WHAT THE TASK REQUIRES » Quote the entries word for word. Omit the pictures.

+++ DATA +++

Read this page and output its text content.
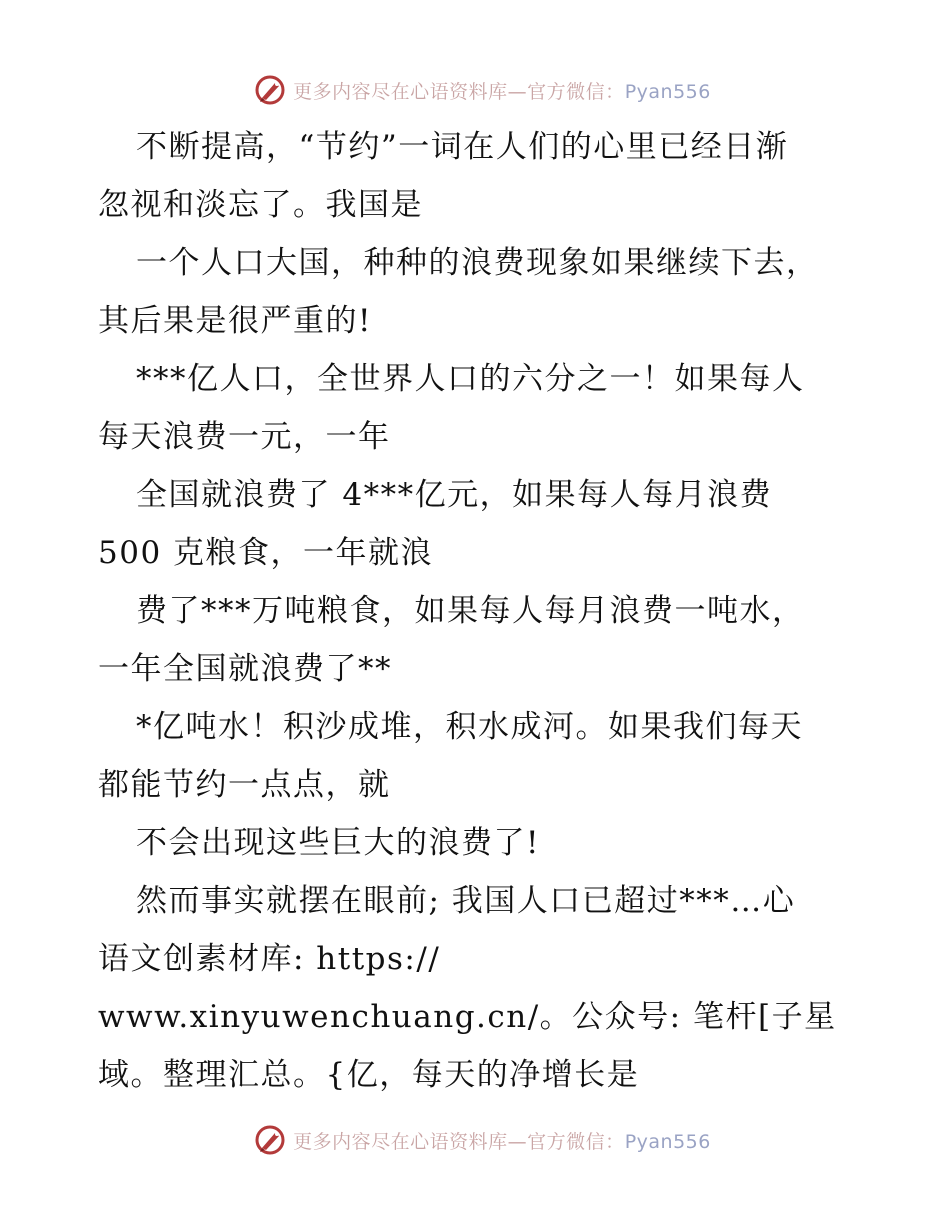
更多内容尽在心语资料库—官方微信：Pyan556
不断提高，“节约”一词在人们的心里已经日渐
忽视和淡忘了。我国是
一个人口大国，种种的浪费现象如果继续下去，
其后果是很严重的!
***亿人口，全世界人口的六分之一！如果每人
每天浪费一元，一年
全国就浪费了 4***亿元，如果每人每月浪费
500 克粮食，一年就浪
费了***万吨粮食，如果每人每月浪费一吨水，
一年全国就浪费了**
*亿吨水！积沙成堆，积水成河。如果我们每天
都能节约一点点，就
不会出现这些巨大的浪费了!
然而事实就摆在眼前; 我国人口已超过***…心
语文创素材库: https://
www.xinyuwenchuang.cn/。公众号: 笔杆[子星
域。整理汇总。{亿，每天的净增长是
更多内容尽在心语资料库—官方微信：Pyan556
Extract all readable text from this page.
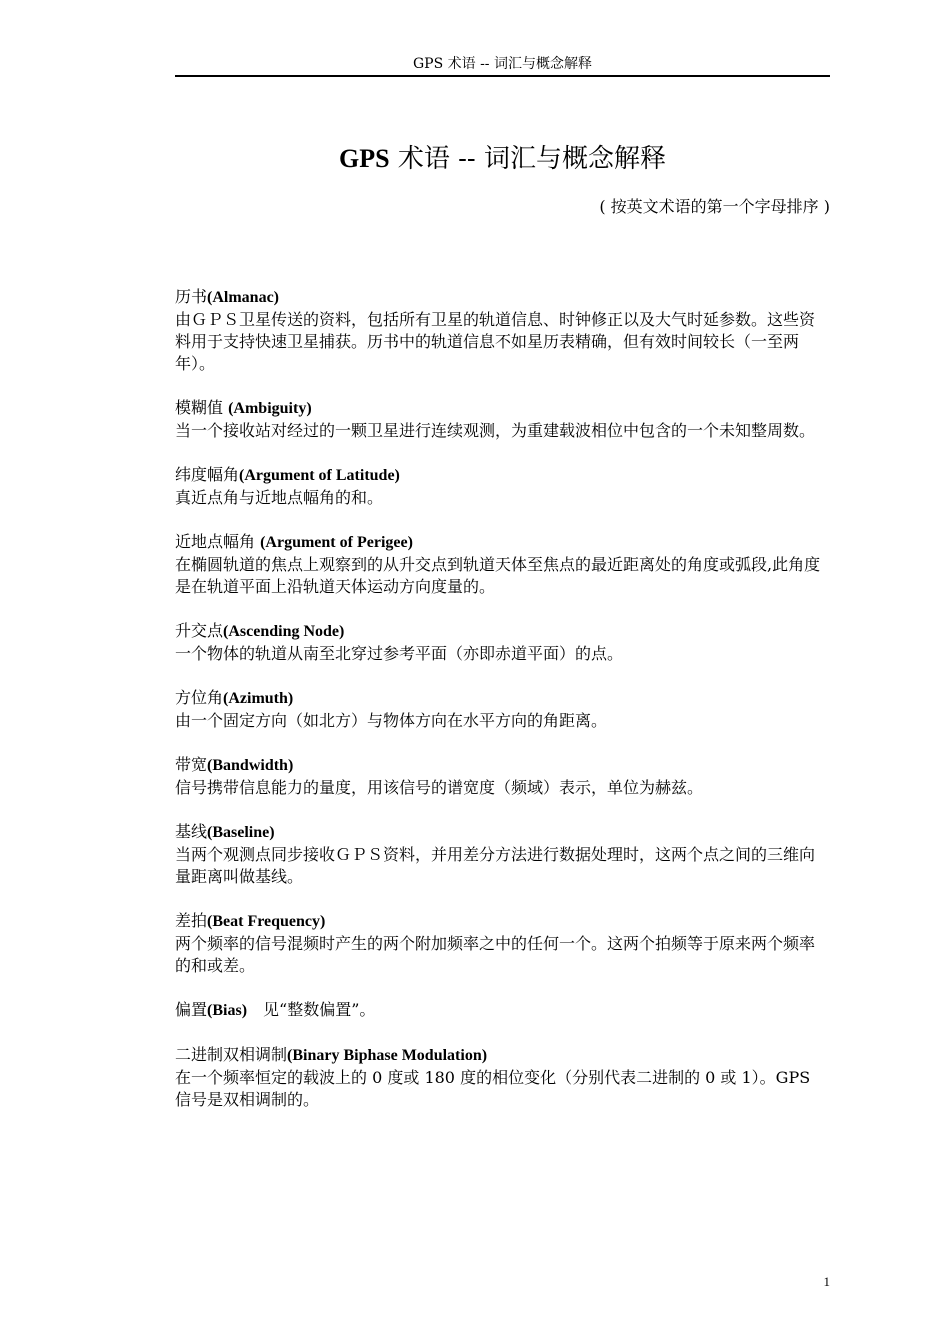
GPS 术语 -- 词汇与概念解释
GPS 术语 -- 词汇与概念解释
( 按英文术语的第一个字母排序 )

历书(Almanac)

由ＧＰＳ卫星传送的资料，包括所有卫星的轨道信息、时钟修正以及大气时延参数。这些资料用于支持快速卫星捕获。历书中的轨道信息不如星历表精确，但有效时间较长（一至两年）。

模糊值 (Ambiguity)

当一个接收站对经过的一颗卫星进行连续观测，为重建载波相位中包含的一个未知整周数。

纬度幅角(Argument of Latitude)

真近点角与近地点幅角的和。

近地点幅角 (Argument of Perigee)

在椭圆轨道的焦点上观察到的从升交点到轨道天体至焦点的最近距离处的角度或弧段,此角度是在轨道平面上沿轨道天体运动方向度量的。

升交点(Ascending Node)

一个物体的轨道从南至北穿过参考平面（亦即赤道平面）的点。

方位角(Azimuth)

由一个固定方向（如北方）与物体方向在水平方向的角距离。

带宽(Bandwidth)

信号携带信息能力的量度，用该信号的谱宽度（频域）表示，单位为赫兹。

基线(Baseline)

当两个观测点同步接收ＧＰＳ资料，并用差分方法进行数据处理时，这两个点之间的三维向量距离叫做基线。

差拍(Beat Frequency)

两个频率的信号混频时产生的两个附加频率之中的任何一个。这两个拍频等于原来两个频率的和或差。

偏置(Bias)　见“整数偏置”。

二进制双相调制(Binary Biphase Modulation)

在一个频率恒定的载波上的 0 度或 180 度的相位变化（分别代表二进制的 0 或 1）。GPS 信号是双相调制的。

1
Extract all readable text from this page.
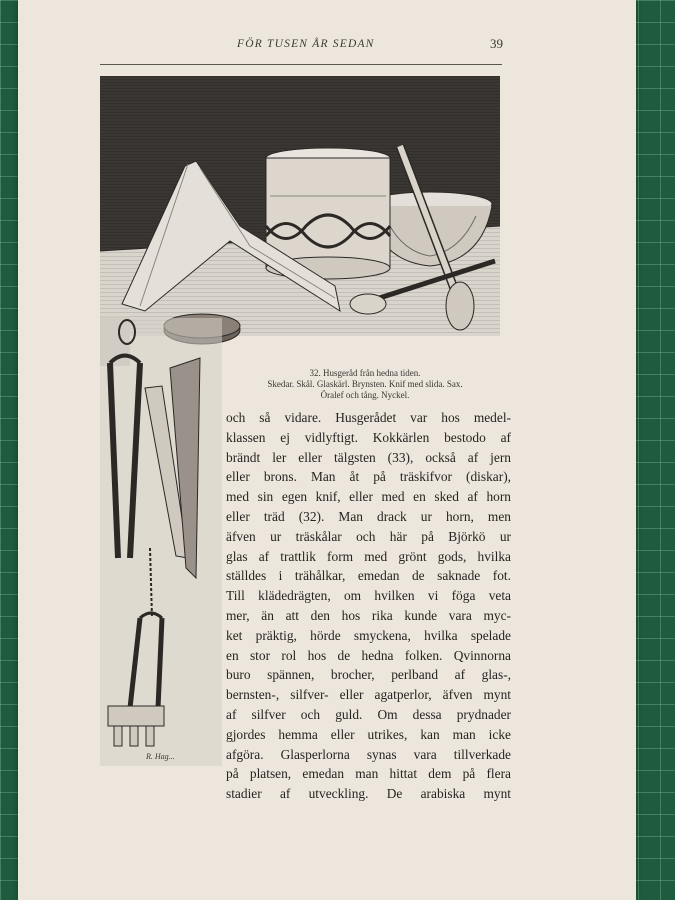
FÖR TUSEN ÅR SEDAN	39
R. Hag...
32. Husgeråd från hedna tiden.
Skedar. Skål. Glaskärl. Brynsten. Knif med slida. Sax.
Öralef och tång. Nyckel.
och så vidare. Husgerådet var hos medel-
klassen ej vidlyftigt. Kokkärlen bestodo af
brändt ler eller tälgsten (33), också af jern
eller brons. Man åt på träskifvor (diskar),
med sin egen knif, eller med en sked af horn
eller träd (32). Man drack ur horn, men
äfven ur träskålar och här på Björkö ur
glas af trattlik form med grönt gods, hvilka
ställdes i trähålkar, emedan de saknade fot.
Till klädedrägten, om hvilken vi föga veta
mer, än att den hos rika kunde vara myc-
ket präktig, hörde smyckena, hvilka spelade
en stor rol hos de hedna folken. Qvinnorna
buro spännen, brocher, perlband af glas-,
bernsten-, silfver- eller agatperlor, äfven mynt
af silfver och guld. Om dessa prydnader
gjordes hemma eller utrikes, kan man icke
afgöra. Glasperlorna synas vara tillverkade
på platsen, emedan man hittat dem på flera
stadier af utveckling. De arabiska mynt
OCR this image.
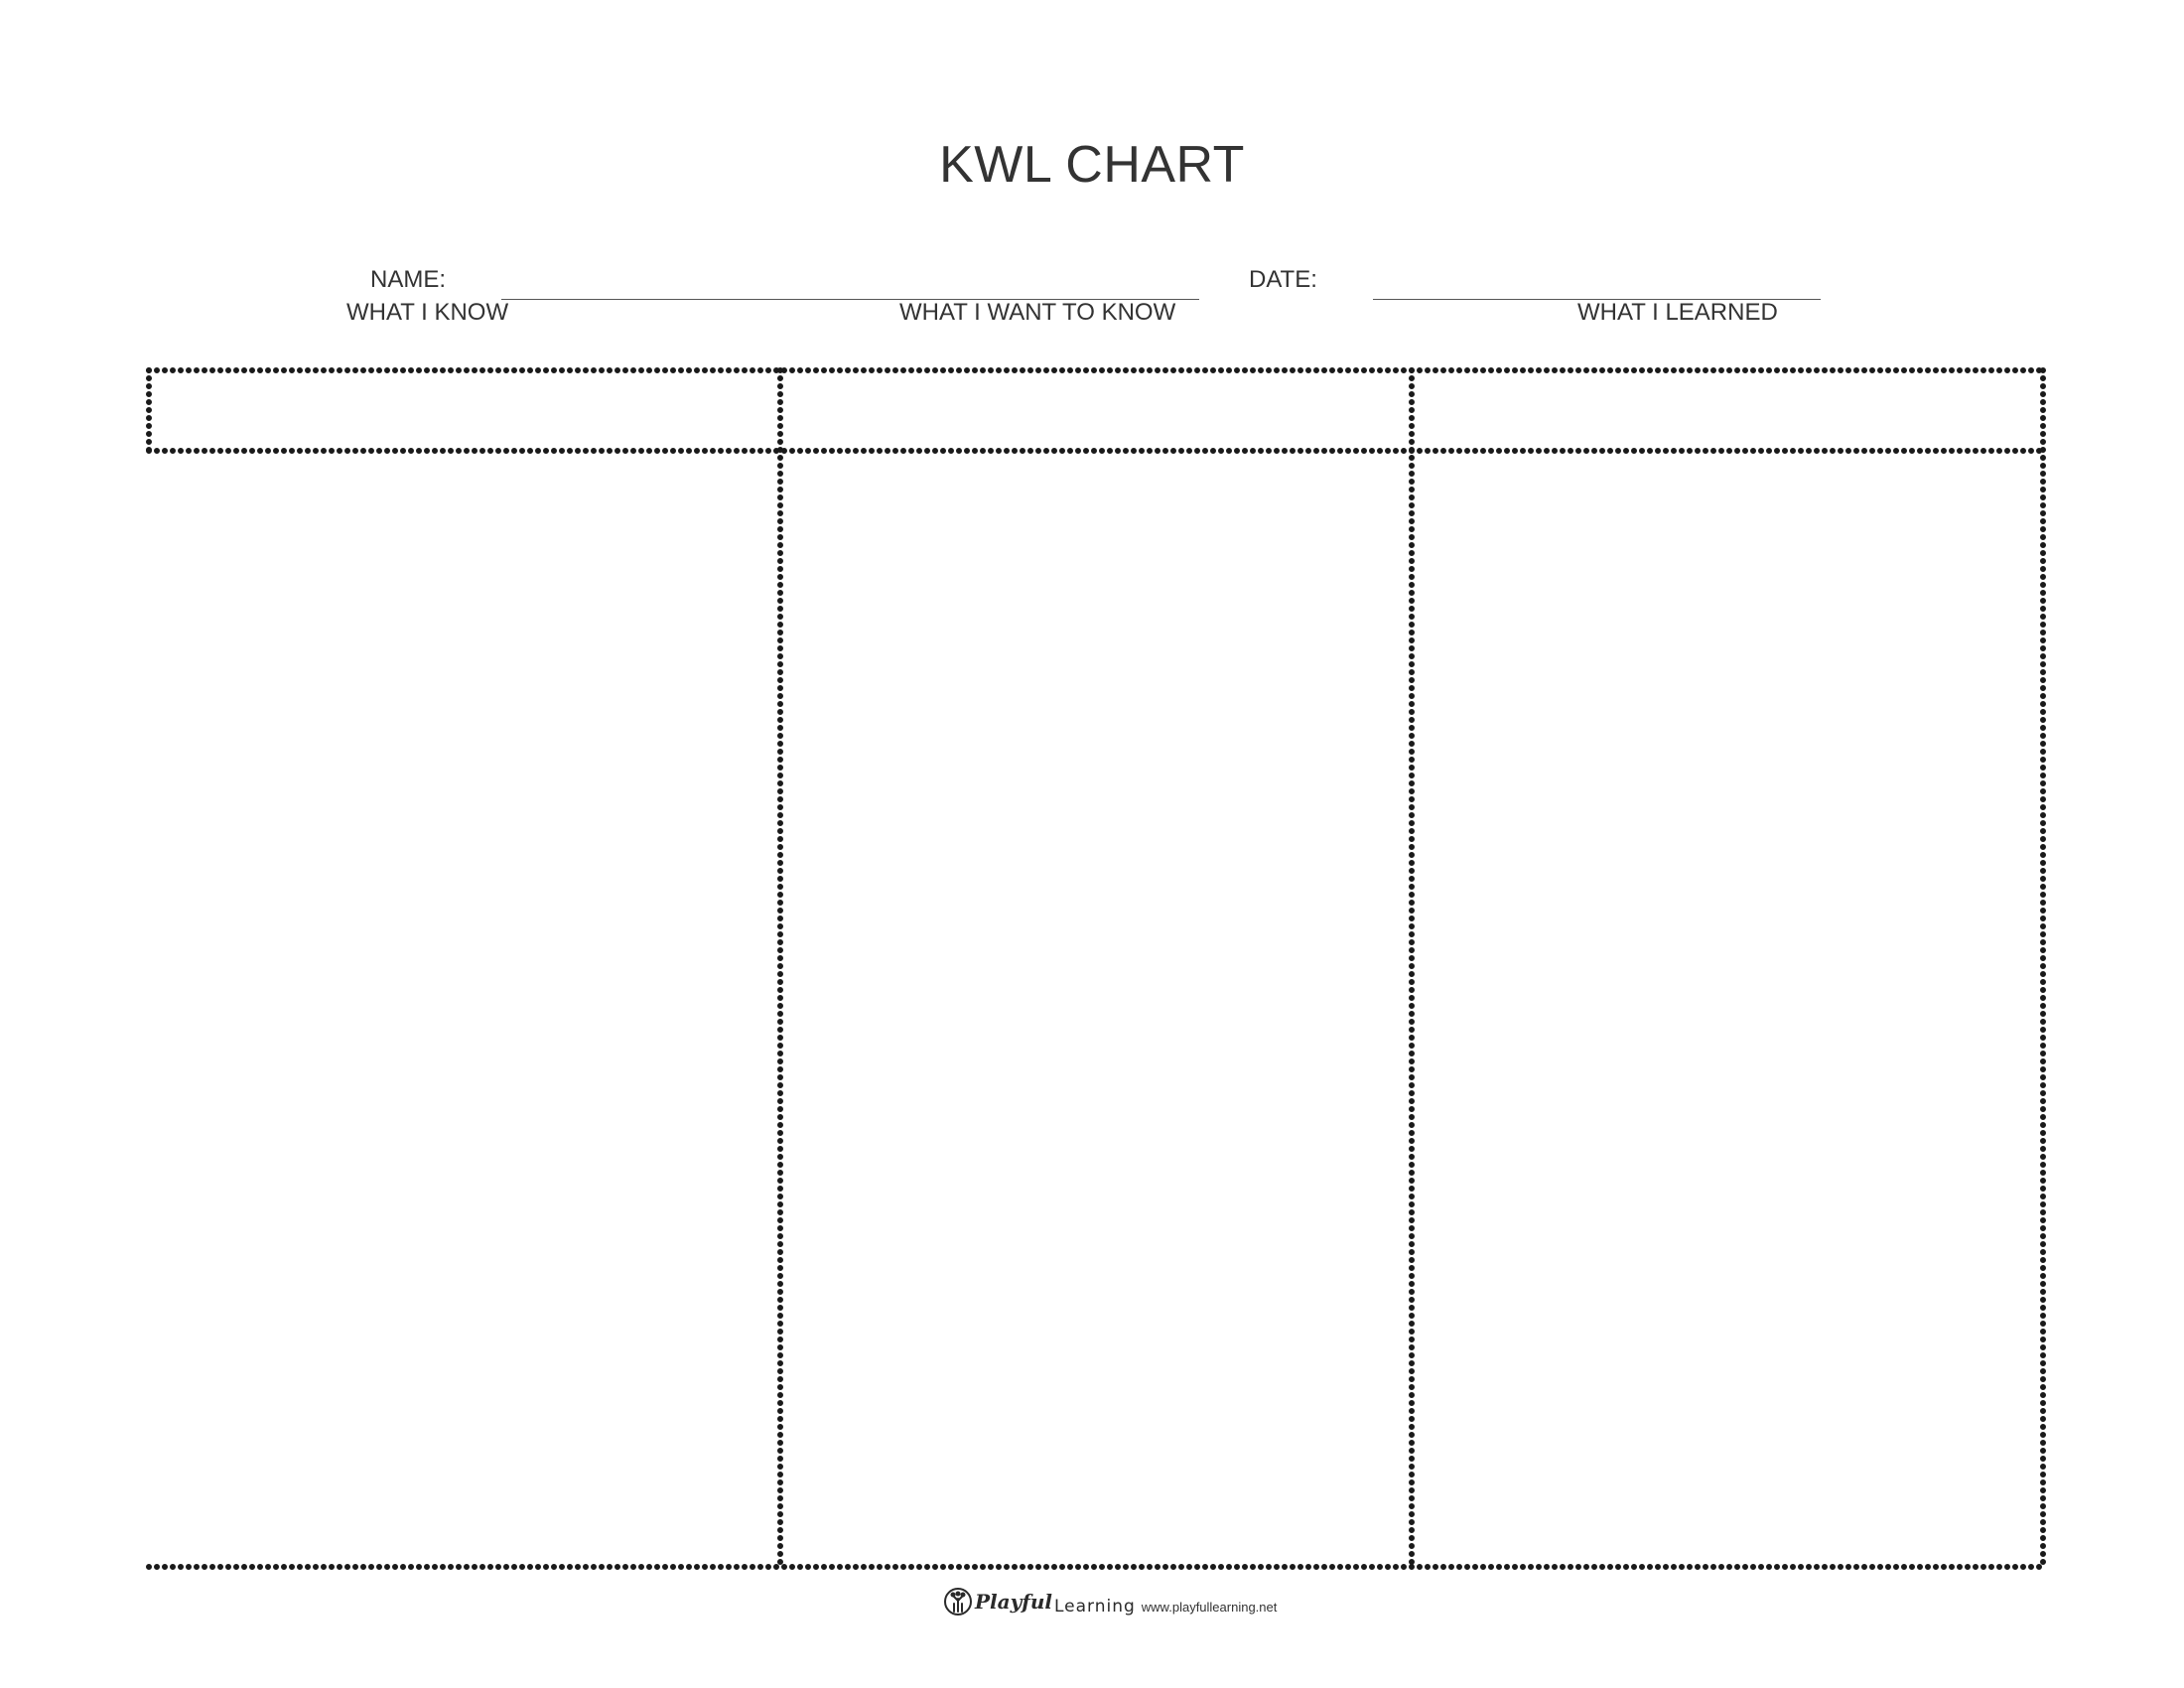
KWL CHART
NAME:	DATE:
WHAT I KNOW	WHAT I WANT TO KNOW	WHAT I LEARNED
Playful Learning www.playfullearning.net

+++

ANSWER BELOW »
Read this page and output its text content.
更多内容尽在心语资料库—官方微信：Pyan556
不断提高，“节约”一词在人们的心里已经日渐
忽视和淡忘了。我国是
一个人口大国，种种的浪费现象如果继续下去，
其后果是很严重的!
***亿人口，全世界人口的六分之一！如果每人
每天浪费一元，一年
全国就浪费了 4***亿元，如果每人每月浪费
500 克粮食，一年就浪
费了***万吨粮食，如果每人每月浪费一吨水，
一年全国就浪费了**
*亿吨水！积沙成堆，积水成河。如果我们每天
都能节约一点点，就
不会出现这些巨大的浪费了!
然而事实就摆在眼前; 我国人口已超过***…心
语文创素材库: https://
www.xinyuwenchuang.cn/。公众号: 笔杆[子星
域。整理汇总。{亿，每天的净增长是
更多内容尽在心语资料库—官方微信：Pyan556
Extract all readable text from this page.
GPS 术语 -- 词汇与概念解释
GPS 术语 -- 词汇与概念解释
( 按英文术语的第一个字母排序 )

历书(Almanac)

由ＧＰＳ卫星传送的资料，包括所有卫星的轨道信息、时钟修正以及大气时延参数。这些资料用于支持快速卫星捕获。历书中的轨道信息不如星历表精确，但有效时间较长（一至两年）。

模糊值 (Ambiguity)

当一个接收站对经过的一颗卫星进行连续观测，为重建载波相位中包含的一个未知整周数。

纬度幅角(Argument of Latitude)

真近点角与近地点幅角的和。

近地点幅角 (Argument of Perigee)

在椭圆轨道的焦点上观察到的从升交点到轨道天体至焦点的最近距离处的角度或弧段,此角度是在轨道平面上沿轨道天体运动方向度量的。

升交点(Ascending Node)

一个物体的轨道从南至北穿过参考平面（亦即赤道平面）的点。

方位角(Azimuth)

由一个固定方向（如北方）与物体方向在水平方向的角距离。

带宽(Bandwidth)

信号携带信息能力的量度，用该信号的谱宽度（频域）表示，单位为赫兹。

基线(Baseline)

当两个观测点同步接收ＧＰＳ资料，并用差分方法进行数据处理时，这两个点之间的三维向量距离叫做基线。

差拍(Beat Frequency)

两个频率的信号混频时产生的两个附加频率之中的任何一个。这两个拍频等于原来两个频率的和或差。

偏置(Bias)　见“整数偏置”。

二进制双相调制(Binary Biphase Modulation)

在一个频率恒定的载波上的 0 度或 180 度的相位变化（分别代表二进制的 0 或 1）。GPS 信号是双相调制的。

1
Extract all readable text from this page.
FÖR TUSEN ÅR SEDAN	39
R. Hag...
32. Husgeråd från hedna tiden.
Skedar. Skål. Glaskärl. Brynsten. Knif med slida. Sax.
Öralef och tång. Nyckel.
och så vidare. Husgerådet var hos medel-
klassen ej vidlyftigt. Kokkärlen bestodo af
brändt ler eller tälgsten (33), också af jern
eller brons. Man åt på träskifvor (diskar),
med sin egen knif, eller med en sked af horn
eller träd (32). Man drack ur horn, men
äfven ur träskålar och här på Björkö ur
glas af trattlik form med grönt gods, hvilka
ställdes i trähålkar, emedan de saknade fot.
Till klädedrägten, om hvilken vi föga veta
mer, än att den hos rika kunde vara myc-
ket präktig, hörde smyckena, hvilka spelade
en stor rol hos de hedna folken. Qvinnorna
buro spännen, brocher, perlband af glas-,
bernsten-, silfver- eller agatperlor, äfven mynt
af silfver och guld. Om dessa prydnader
gjordes hemma eller utrikes, kan man icke
afgöra. Glasperlorna synas vara tillverkade
på platsen, emedan man hittat dem på flera
stadier af utveckling. De arabiska mynt
OCR this image.
KWL CHART
NAME:	DATE:
WHAT I KNOW	WHAT I WANT TO KNOW	WHAT I LEARNED
Playful Learning www.playfullearning.net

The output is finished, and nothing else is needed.